■ **What you will do**: Write out each record below exactly as it appears, with no pictures.

[Recorded data]
──────────
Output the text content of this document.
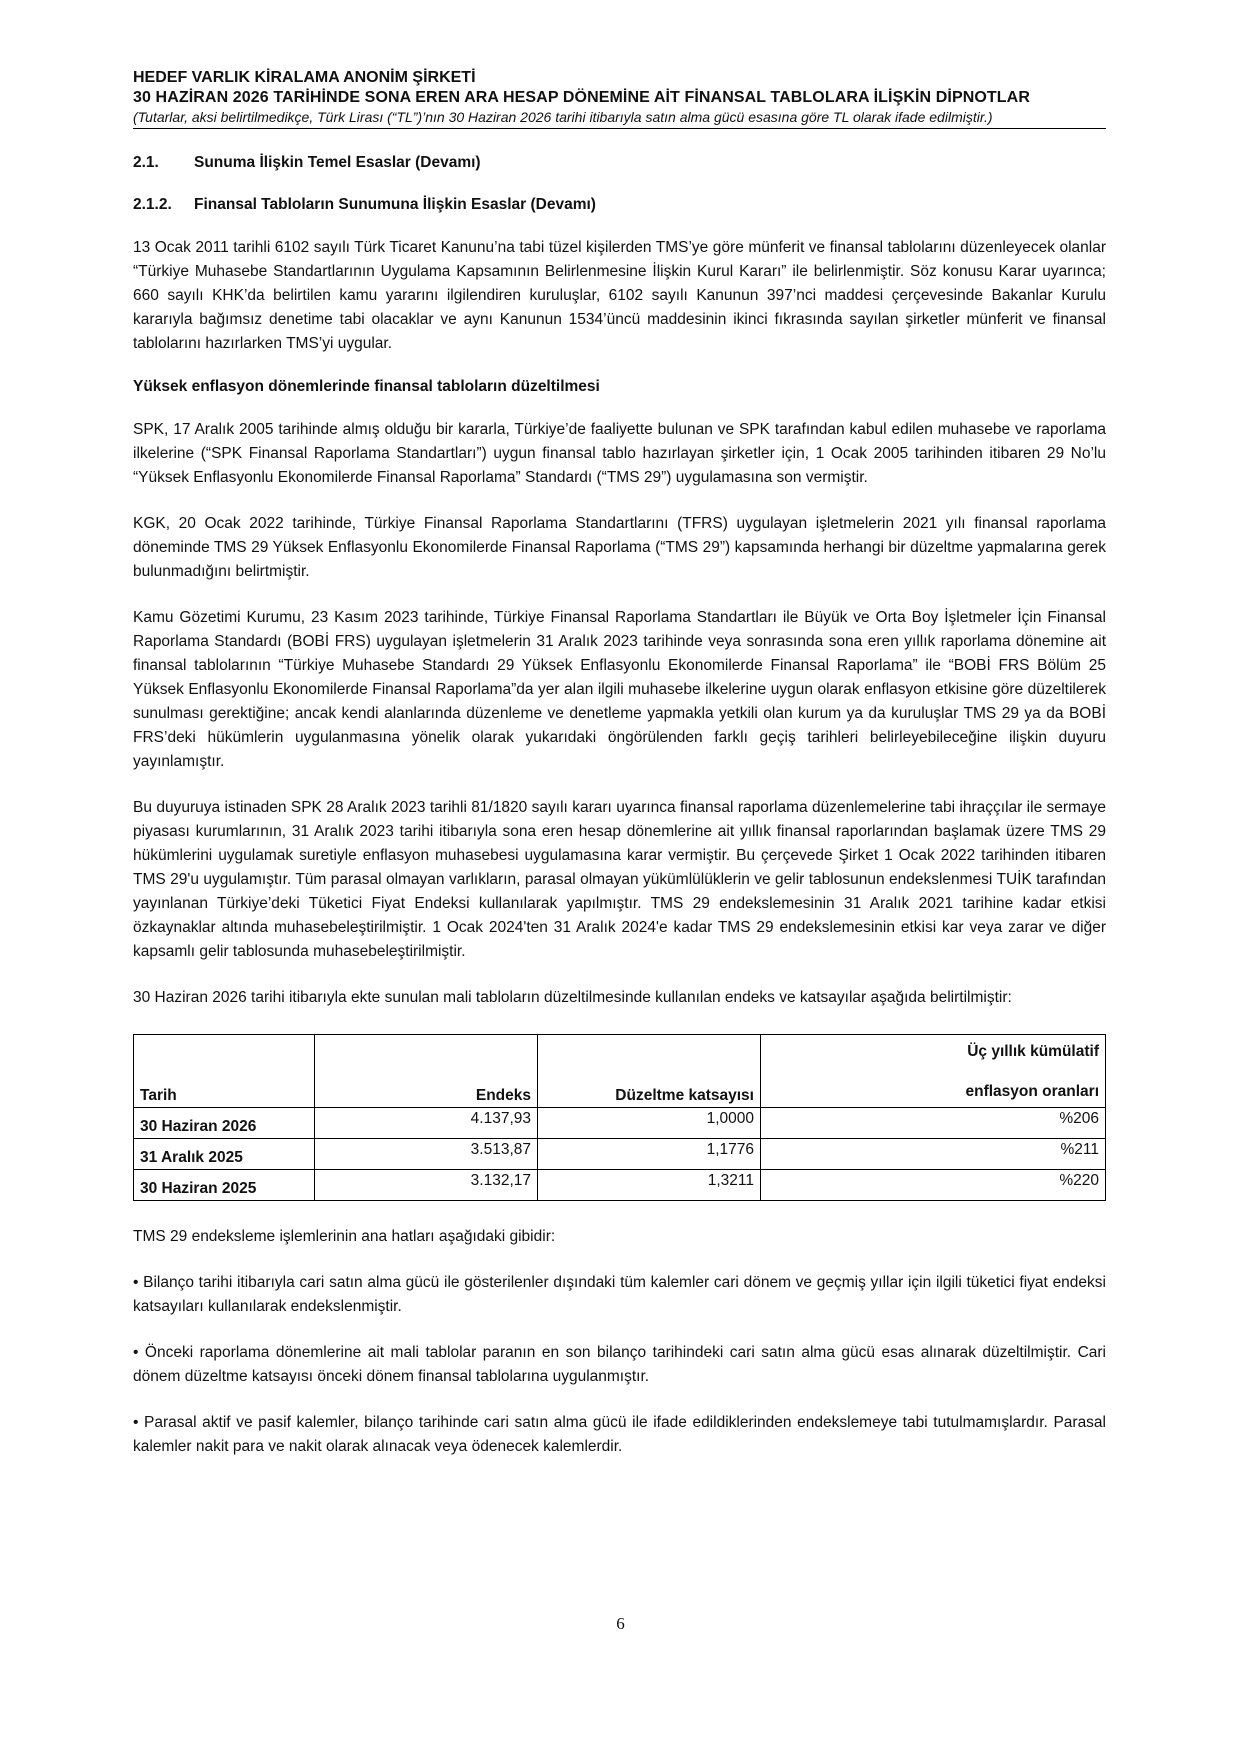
HEDEF VARLIK KİRALAMA ANONİM ŞİRKETİ
30 HAZİRAN 2026 TARİHİNDE SONA EREN ARA HESAP DÖNEMİNE AİT FİNANSAL TABLOLARA İLİŞKİN DİPNOTLAR
(Tutarlar, aksi belirtilmedikçe, Türk Lirası (“TL”)’nın 30 Haziran 2026 tarihi itibarıyla satın alma gücü esasına göre TL olarak ifade edilmiştir.)
2.1.	Sunuma İlişkin Temel Esaslar (Devamı)
2.1.2.	Finansal Tabloların Sunumuna İlişkin Esaslar (Devamı)

13 Ocak 2011 tarihli 6102 sayılı Türk Ticaret Kanunu’na tabi tüzel kişilerden TMS’ye göre münferit ve finansal tablolarını düzenleyecek olanlar “Türkiye Muhasebe Standartlarının Uygulama Kapsamının Belirlenmesine İlişkin Kurul Kararı” ile belirlenmiştir. Söz konusu Karar uyarınca; 660 sayılı KHK’da belirtilen kamu yararını ilgilendiren kuruluşlar, 6102 sayılı Kanunun 397’nci maddesi çerçevesinde Bakanlar Kurulu kararıyla bağımsız denetime tabi olacaklar ve aynı Kanunun 1534’üncü maddesinin ikinci fıkrasında sayılan şirketler münferit ve finansal tablolarını hazırlarken TMS’yi uygular.

Yüksek enflasyon dönemlerinde finansal tabloların düzeltilmesi

SPK, 17 Aralık 2005 tarihinde almış olduğu bir kararla, Türkiye’de faaliyette bulunan ve SPK tarafından kabul edilen muhasebe ve raporlama ilkelerine (“SPK Finansal Raporlama Standartları”) uygun finansal tablo hazırlayan şirketler için, 1 Ocak 2005 tarihinden itibaren 29 No’lu “Yüksek Enflasyonlu Ekonomilerde Finansal Raporlama” Standardı (“TMS 29”) uygulamasına son vermiştir.

KGK, 20 Ocak 2022 tarihinde, Türkiye Finansal Raporlama Standartlarını (TFRS) uygulayan işletmelerin 2021 yılı finansal raporlama döneminde TMS 29 Yüksek Enflasyonlu Ekonomilerde Finansal Raporlama (“TMS 29”) kapsamında herhangi bir düzeltme yapmalarına gerek bulunmadığını belirtmiştir.

Kamu Gözetimi Kurumu, 23 Kasım 2023 tarihinde, Türkiye Finansal Raporlama Standartları ile Büyük ve Orta Boy İşletmeler İçin Finansal Raporlama Standardı (BOBİ FRS) uygulayan işletmelerin 31 Aralık 2023 tarihinde veya sonrasında sona eren yıllık raporlama dönemine ait finansal tablolarının “Türkiye Muhasebe Standardı 29 Yüksek Enflasyonlu Ekonomilerde Finansal Raporlama” ile “BOBİ FRS Bölüm 25 Yüksek Enflasyonlu Ekonomilerde Finansal Raporlama”da yer alan ilgili muhasebe ilkelerine uygun olarak enflasyon etkisine göre düzeltilerek sunulması gerektiğine; ancak kendi alanlarında düzenleme ve denetleme yapmakla yetkili olan kurum ya da kuruluşlar TMS 29 ya da BOBİ FRS’deki hükümlerin uygulanmasına yönelik olarak yukarıdaki öngörülenden farklı geçiş tarihleri belirleyebileceğine ilişkin duyuru yayınlamıştır.

Bu duyuruya istinaden SPK 28 Aralık 2023 tarihli 81/1820 sayılı kararı uyarınca finansal raporlama düzenlemelerine tabi ihraççılar ile sermaye piyasası kurumlarının, 31 Aralık 2023 tarihi itibarıyla sona eren hesap dönemlerine ait yıllık finansal raporlarından başlamak üzere TMS 29 hükümlerini uygulamak suretiyle enflasyon muhasebesi uygulamasına karar vermiştir. Bu çerçevede Şirket 1 Ocak 2022 tarihinden itibaren TMS 29'u uygulamıştır. Tüm parasal olmayan varlıkların, parasal olmayan yükümlülüklerin ve gelir tablosunun endekslenmesi TUİK tarafından yayınlanan Türkiye’deki Tüketici Fiyat Endeksi kullanılarak yapılmıştır. TMS 29 endekslemesinin 31 Aralık 2021 tarihine kadar etkisi özkaynaklar altında muhasebeleştirilmiştir. 1 Ocak 2024'ten 31 Aralık 2024'e kadar TMS 29 endekslemesinin etkisi kar veya zarar ve diğer kapsamlı gelir tablosunda muhasebeleştirilmiştir.

30 Haziran 2026 tarihi itibarıyla ekte sunulan mali tabloların düzeltilmesinde kullanılan endeks ve katsayılar aşağıda belirtilmiştir:

Tarih	Endeks	Düzeltme katsayısı	Üç yıllık kümülatif
enflasyon oranları

30 Haziran 2026	4.137,93	1,0000	%206
31 Aralık 2025	3.513,87	1,1776	%211
30 Haziran 2025	3.132,17	1,3211	%220

TMS 29 endeksleme işlemlerinin ana hatları aşağıdaki gibidir:

• Bilanço tarihi itibarıyla cari satın alma gücü ile gösterilenler dışındaki tüm kalemler cari dönem ve geçmiş yıllar için ilgili tüketici fiyat endeksi katsayıları kullanılarak endekslenmiştir.

• Önceki raporlama dönemlerine ait mali tablolar paranın en son bilanço tarihindeki cari satın alma gücü esas alınarak düzeltilmiştir. Cari dönem düzeltme katsayısı önceki dönem finansal tablolarına uygulanmıştır.

• Parasal aktif ve pasif kalemler, bilanço tarihinde cari satın alma gücü ile ifade edildiklerinden endekslemeye tabi tutulmamışlardır. Parasal kalemler nakit para ve nakit olarak alınacak veya ödenecek kalemlerdir.

6
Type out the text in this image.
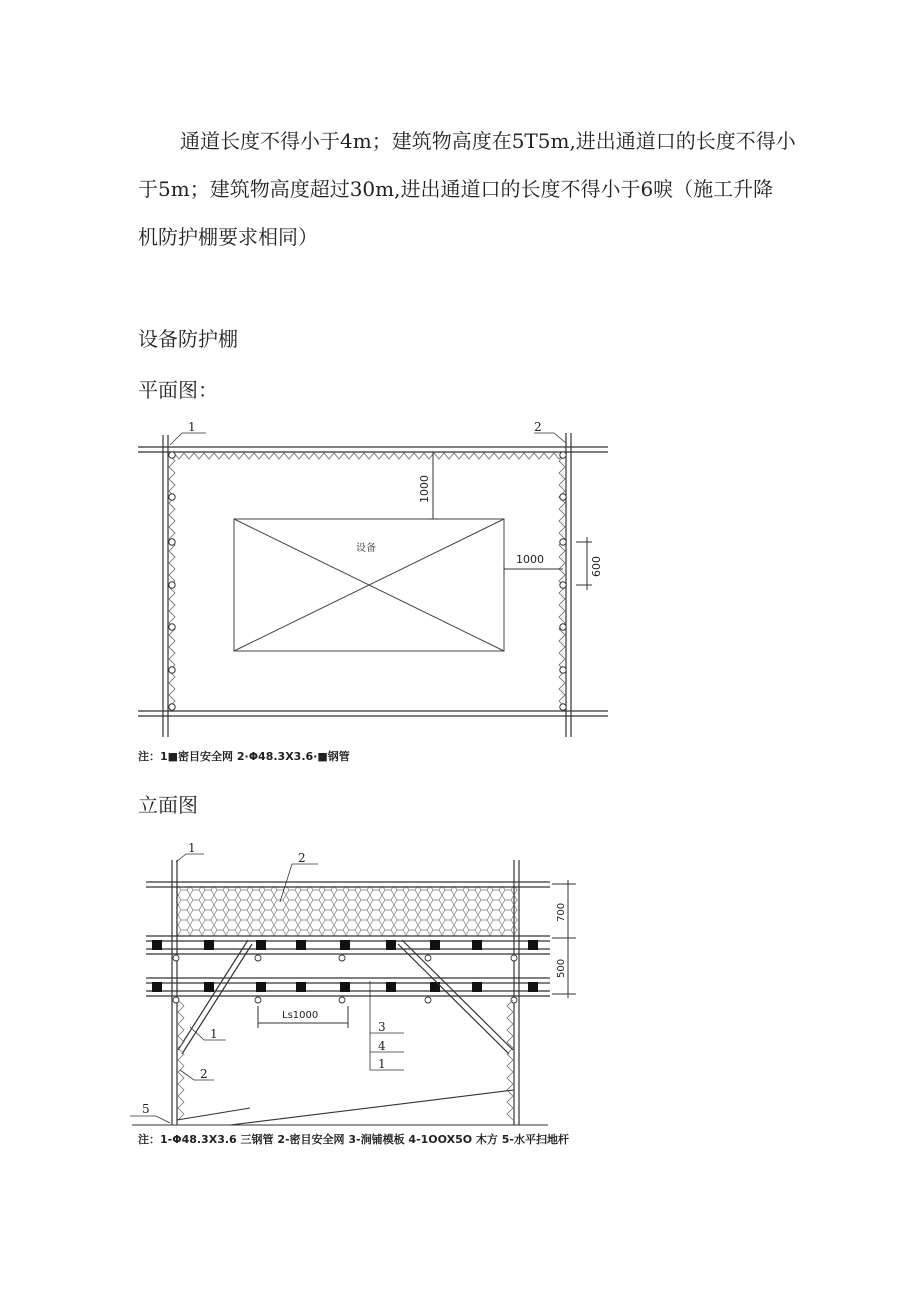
通道长度不得小于4m；建筑物高度在5T5m,进出通道口的长度不得小
于5m；建筑物高度超过30m,进出通道口的长度不得小于6唳（施工升降
机防护棚要求相同）
设备防护棚
平面图：
设备
1000
1000	600
1	2
注：1■密目安全网 2·Φ48.3X3.6·■钢管
立面图
Ls1000
700
500
3
4
1
1
2
1
2
5
注：1-Φ48.3X3.6 三钢管 2-密目安全网 3-涧铺模板 4-1OOX5O 木方 5-水平扫地杆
──────────
■ **Output below**:
Output the text content of this document.
HEDEF VARLIK KİRALAMA ANONİM ŞİRKETİ
30 HAZİRAN 2026 TARİHİNDE SONA EREN ARA HESAP DÖNEMİNE AİT FİNANSAL TABLOLARA İLİŞKİN DİPNOTLAR
(Tutarlar, aksi belirtilmedikçe, Türk Lirası (“TL”)’nın 30 Haziran 2026 tarihi itibarıyla satın alma gücü esasına göre TL olarak ifade edilmiştir.)
2.1.	Sunuma İlişkin Temel Esaslar (Devamı)
2.1.2.	Finansal Tabloların Sunumuna İlişkin Esaslar (Devamı)

13 Ocak 2011 tarihli 6102 sayılı Türk Ticaret Kanunu’na tabi tüzel kişilerden TMS’ye göre münferit ve finansal tablolarını düzenleyecek olanlar “Türkiye Muhasebe Standartlarının Uygulama Kapsamının Belirlenmesine İlişkin Kurul Kararı” ile belirlenmiştir. Söz konusu Karar uyarınca; 660 sayılı KHK’da belirtilen kamu yararını ilgilendiren kuruluşlar, 6102 sayılı Kanunun 397’nci maddesi çerçevesinde Bakanlar Kurulu kararıyla bağımsız denetime tabi olacaklar ve aynı Kanunun 1534’üncü maddesinin ikinci fıkrasında sayılan şirketler münferit ve finansal tablolarını hazırlarken TMS’yi uygular.

Yüksek enflasyon dönemlerinde finansal tabloların düzeltilmesi

SPK, 17 Aralık 2005 tarihinde almış olduğu bir kararla, Türkiye’de faaliyette bulunan ve SPK tarafından kabul edilen muhasebe ve raporlama ilkelerine (“SPK Finansal Raporlama Standartları”) uygun finansal tablo hazırlayan şirketler için, 1 Ocak 2005 tarihinden itibaren 29 No’lu “Yüksek Enflasyonlu Ekonomilerde Finansal Raporlama” Standardı (“TMS 29”) uygulamasına son vermiştir.

KGK, 20 Ocak 2022 tarihinde, Türkiye Finansal Raporlama Standartlarını (TFRS) uygulayan işletmelerin 2021 yılı finansal raporlama döneminde TMS 29 Yüksek Enflasyonlu Ekonomilerde Finansal Raporlama (“TMS 29”) kapsamında herhangi bir düzeltme yapmalarına gerek bulunmadığını belirtmiştir.

Kamu Gözetimi Kurumu, 23 Kasım 2023 tarihinde, Türkiye Finansal Raporlama Standartları ile Büyük ve Orta Boy İşletmeler İçin Finansal Raporlama Standardı (BOBİ FRS) uygulayan işletmelerin 31 Aralık 2023 tarihinde veya sonrasında sona eren yıllık raporlama dönemine ait finansal tablolarının “Türkiye Muhasebe Standardı 29 Yüksek Enflasyonlu Ekonomilerde Finansal Raporlama” ile “BOBİ FRS Bölüm 25 Yüksek Enflasyonlu Ekonomilerde Finansal Raporlama”da yer alan ilgili muhasebe ilkelerine uygun olarak enflasyon etkisine göre düzeltilerek sunulması gerektiğine; ancak kendi alanlarında düzenleme ve denetleme yapmakla yetkili olan kurum ya da kuruluşlar TMS 29 ya da BOBİ FRS’deki hükümlerin uygulanmasına yönelik olarak yukarıdaki öngörülenden farklı geçiş tarihleri belirleyebileceğine ilişkin duyuru yayınlamıştır.

Bu duyuruya istinaden SPK 28 Aralık 2023 tarihli 81/1820 sayılı kararı uyarınca finansal raporlama düzenlemelerine tabi ihraççılar ile sermaye piyasası kurumlarının, 31 Aralık 2023 tarihi itibarıyla sona eren hesap dönemlerine ait yıllık finansal raporlarından başlamak üzere TMS 29 hükümlerini uygulamak suretiyle enflasyon muhasebesi uygulamasına karar vermiştir. Bu çerçevede Şirket 1 Ocak 2022 tarihinden itibaren TMS 29'u uygulamıştır. Tüm parasal olmayan varlıkların, parasal olmayan yükümlülüklerin ve gelir tablosunun endekslenmesi TUİK tarafından yayınlanan Türkiye’deki Tüketici Fiyat Endeksi kullanılarak yapılmıştır. TMS 29 endekslemesinin 31 Aralık 2021 tarihine kadar etkisi özkaynaklar altında muhasebeleştirilmiştir. 1 Ocak 2024'ten 31 Aralık 2024'e kadar TMS 29 endekslemesinin etkisi kar veya zarar ve diğer kapsamlı gelir tablosunda muhasebeleştirilmiştir.

30 Haziran 2026 tarihi itibarıyla ekte sunulan mali tabloların düzeltilmesinde kullanılan endeks ve katsayılar aşağıda belirtilmiştir:

Tarih	Endeks	Düzeltme katsayısı	Üç yıllık kümülatif
enflasyon oranları

30 Haziran 2026	4.137,93	1,0000	%206
31 Aralık 2025	3.513,87	1,1776	%211
30 Haziran 2025	3.132,17	1,3211	%220

TMS 29 endeksleme işlemlerinin ana hatları aşağıdaki gibidir:

• Bilanço tarihi itibarıyla cari satın alma gücü ile gösterilenler dışındaki tüm kalemler cari dönem ve geçmiş yıllar için ilgili tüketici fiyat endeksi katsayıları kullanılarak endekslenmiştir.

• Önceki raporlama dönemlerine ait mali tablolar paranın en son bilanço tarihindeki cari satın alma gücü esas alınarak düzeltilmiştir. Cari dönem düzeltme katsayısı önceki dönem finansal tablolarına uygulanmıştır.

• Parasal aktif ve pasif kalemler, bilanço tarihinde cari satın alma gücü ile ifade edildiklerinden endekslemeye tabi tutulmamışlardır. Parasal kalemler nakit para ve nakit olarak alınacak veya ödenecek kalemlerdir.

6
Type out the text in this image.
通道长度不得小于4m；建筑物高度在5T5m,进出通道口的长度不得小
于5m；建筑物高度超过30m,进出通道口的长度不得小于6唳（施工升降
机防护棚要求相同）
设备防护棚
平面图：
设备
1000
1000	600
1	2
注：1■密目安全网 2·Φ48.3X3.6·■钢管
立面图
Ls1000
700
500
3
4
1
1
2
1
2
5
注：1-Φ48.3X3.6 三钢管 2-密目安全网 3-涧铺模板 4-1OOX5O 木方 5-水平扫地杆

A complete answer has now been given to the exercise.